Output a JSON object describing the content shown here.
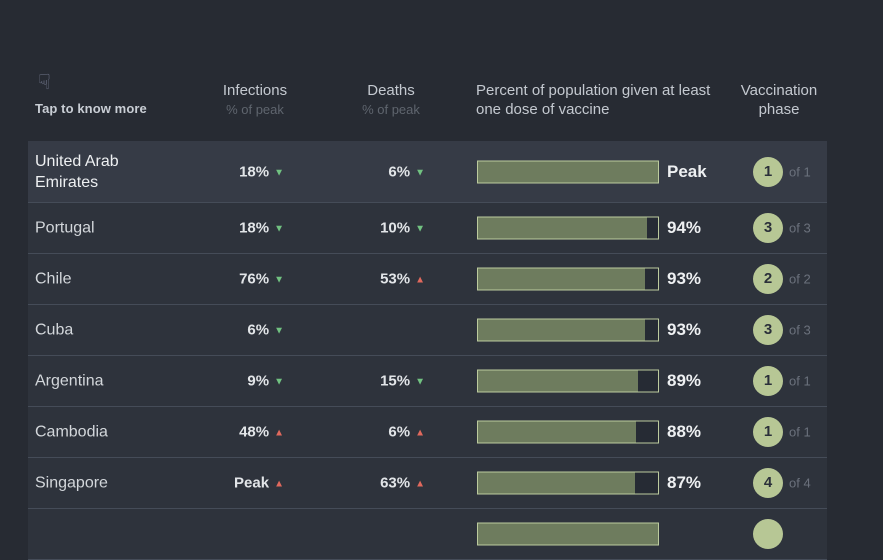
{
  "colors": {
    "page_bg": "#272b33",
    "row_bg": "#2e333c",
    "row_highlight_bg": "#363b46",
    "divider": "#454c58",
    "header_text": "#c4c9d0",
    "header_subtext": "#5f656e",
    "value_text": "#e2e5e8",
    "trend_down_green": "#71c281",
    "trend_up_red": "#e1695d",
    "bar_border": "#bccb9e",
    "bar_fill": "#6e7c5e",
    "bar_empty": "#262b34",
    "phase_badge_bg": "#b7c795",
    "phase_badge_text": "#2b303a"
  },
  "icons": {
    "hand_glyph": "☟",
    "hand_name": "pointing-hand-down-icon",
    "up_glyph": "▲",
    "down_glyph": "▼"
  },
  "header": {
    "tap_label": "Tap to know more",
    "infections": "Infections",
    "infections_sub": "% of peak",
    "deaths": "Deaths",
    "deaths_sub": "% of peak",
    "vaccine_line1": "Percent of population given at least",
    "vaccine_line2": "one dose of vaccine",
    "phase_line1": "Vaccination",
    "phase_line2": "phase"
  },
  "rows": [
    {
      "country": "United Arab Emirates",
      "infections": {
        "value": "18%",
        "trend": "down"
      },
      "deaths": {
        "value": "6%",
        "trend": "down"
      },
      "vaccine": {
        "pct": 100,
        "label": "Peak"
      },
      "phase": {
        "num": "1",
        "of": "of 1"
      },
      "highlighted": true
    },
    {
      "country": "Portugal",
      "infections": {
        "value": "18%",
        "trend": "down"
      },
      "deaths": {
        "value": "10%",
        "trend": "down"
      },
      "vaccine": {
        "pct": 94,
        "label": "94%"
      },
      "phase": {
        "num": "3",
        "of": "of 3"
      },
      "highlighted": false
    },
    {
      "country": "Chile",
      "infections": {
        "value": "76%",
        "trend": "down"
      },
      "deaths": {
        "value": "53%",
        "trend": "up"
      },
      "vaccine": {
        "pct": 93,
        "label": "93%"
      },
      "phase": {
        "num": "2",
        "of": "of 2"
      },
      "highlighted": false
    },
    {
      "country": "Cuba",
      "infections": {
        "value": "6%",
        "trend": "down"
      },
      "deaths": null,
      "vaccine": {
        "pct": 93,
        "label": "93%"
      },
      "phase": {
        "num": "3",
        "of": "of 3"
      },
      "highlighted": false
    },
    {
      "country": "Argentina",
      "infections": {
        "value": "9%",
        "trend": "down"
      },
      "deaths": {
        "value": "15%",
        "trend": "down"
      },
      "vaccine": {
        "pct": 89,
        "label": "89%"
      },
      "phase": {
        "num": "1",
        "of": "of 1"
      },
      "highlighted": false
    },
    {
      "country": "Cambodia",
      "infections": {
        "value": "48%",
        "trend": "up"
      },
      "deaths": {
        "value": "6%",
        "trend": "up"
      },
      "vaccine": {
        "pct": 88,
        "label": "88%"
      },
      "phase": {
        "num": "1",
        "of": "of 1"
      },
      "highlighted": false
    },
    {
      "country": "Singapore",
      "infections": {
        "value": "Peak",
        "trend": "up"
      },
      "deaths": {
        "value": "63%",
        "trend": "up"
      },
      "vaccine": {
        "pct": 87,
        "label": "87%"
      },
      "phase": {
        "num": "4",
        "of": "of 4"
      },
      "highlighted": false
    },
    {
      "country": "",
      "infections": null,
      "deaths": null,
      "vaccine": {
        "pct": 100,
        "label": ""
      },
      "phase": {
        "num": "",
        "of": ""
      },
      "highlighted": false
    }
  ]
}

★ ★ ★ ★

Exercise: Copy out every line of the material above exactly, skipping the pictures.

Task output:
Output a JSON object describing the content shown here.
{
  "colors": {
    "page_bg": "#272b33",
    "row_bg": "#2e333c",
    "row_highlight_bg": "#363b46",
    "divider": "#454c58",
    "header_text": "#c4c9d0",
    "header_subtext": "#5f656e",
    "value_text": "#e2e5e8",
    "trend_down_green": "#71c281",
    "trend_up_red": "#e1695d",
    "bar_border": "#bccb9e",
    "bar_fill": "#6e7c5e",
    "bar_empty": "#262b34",
    "phase_badge_bg": "#b7c795",
    "phase_badge_text": "#2b303a"
  },
  "icons": {
    "hand_glyph": "☟",
    "hand_name": "pointing-hand-down-icon",
    "up_glyph": "▲",
    "down_glyph": "▼"
  },
  "header": {
    "tap_label": "Tap to know more",
    "infections": "Infections",
    "infections_sub": "% of peak",
    "deaths": "Deaths",
    "deaths_sub": "% of peak",
    "vaccine_line1": "Percent of population given at least",
    "vaccine_line2": "one dose of vaccine",
    "phase_line1": "Vaccination",
    "phase_line2": "phase"
  },
  "rows": [
    {
      "country": "United Arab Emirates",
      "infections": {
        "value": "18%",
        "trend": "down"
      },
      "deaths": {
        "value": "6%",
        "trend": "down"
      },
      "vaccine": {
        "pct": 100,
        "label": "Peak"
      },
      "phase": {
        "num": "1",
        "of": "of 1"
      },
      "highlighted": true
    },
    {
      "country": "Portugal",
      "infections": {
        "value": "18%",
        "trend": "down"
      },
      "deaths": {
        "value": "10%",
        "trend": "down"
      },
      "vaccine": {
        "pct": 94,
        "label": "94%"
      },
      "phase": {
        "num": "3",
        "of": "of 3"
      },
      "highlighted": false
    },
    {
      "country": "Chile",
      "infections": {
        "value": "76%",
        "trend": "down"
      },
      "deaths": {
        "value": "53%",
        "trend": "up"
      },
      "vaccine": {
        "pct": 93,
        "label": "93%"
      },
      "phase": {
        "num": "2",
        "of": "of 2"
      },
      "highlighted": false
    },
    {
      "country": "Cuba",
      "infections": {
        "value": "6%",
        "trend": "down"
      },
      "deaths": null,
      "vaccine": {
        "pct": 93,
        "label": "93%"
      },
      "phase": {
        "num": "3",
        "of": "of 3"
      },
      "highlighted": false
    },
    {
      "country": "Argentina",
      "infections": {
        "value": "9%",
        "trend": "down"
      },
      "deaths": {
        "value": "15%",
        "trend": "down"
      },
      "vaccine": {
        "pct": 89,
        "label": "89%"
      },
      "phase": {
        "num": "1",
        "of": "of 1"
      },
      "highlighted": false
    },
    {
      "country": "Cambodia",
      "infections": {
        "value": "48%",
        "trend": "up"
      },
      "deaths": {
        "value": "6%",
        "trend": "up"
      },
      "vaccine": {
        "pct": 88,
        "label": "88%"
      },
      "phase": {
        "num": "1",
        "of": "of 1"
      },
      "highlighted": false
    },
    {
      "country": "Singapore",
      "infections": {
        "value": "Peak",
        "trend": "up"
      },
      "deaths": {
        "value": "63%",
        "trend": "up"
      },
      "vaccine": {
        "pct": 87,
        "label": "87%"
      },
      "phase": {
        "num": "4",
        "of": "of 4"
      },
      "highlighted": false
    },
    {
      "country": "",
      "infections": null,
      "deaths": null,
      "vaccine": {
        "pct": 100,
        "label": ""
      },
      "phase": {
        "num": "",
        "of": ""
      },
      "highlighted": false
    }
  ]
}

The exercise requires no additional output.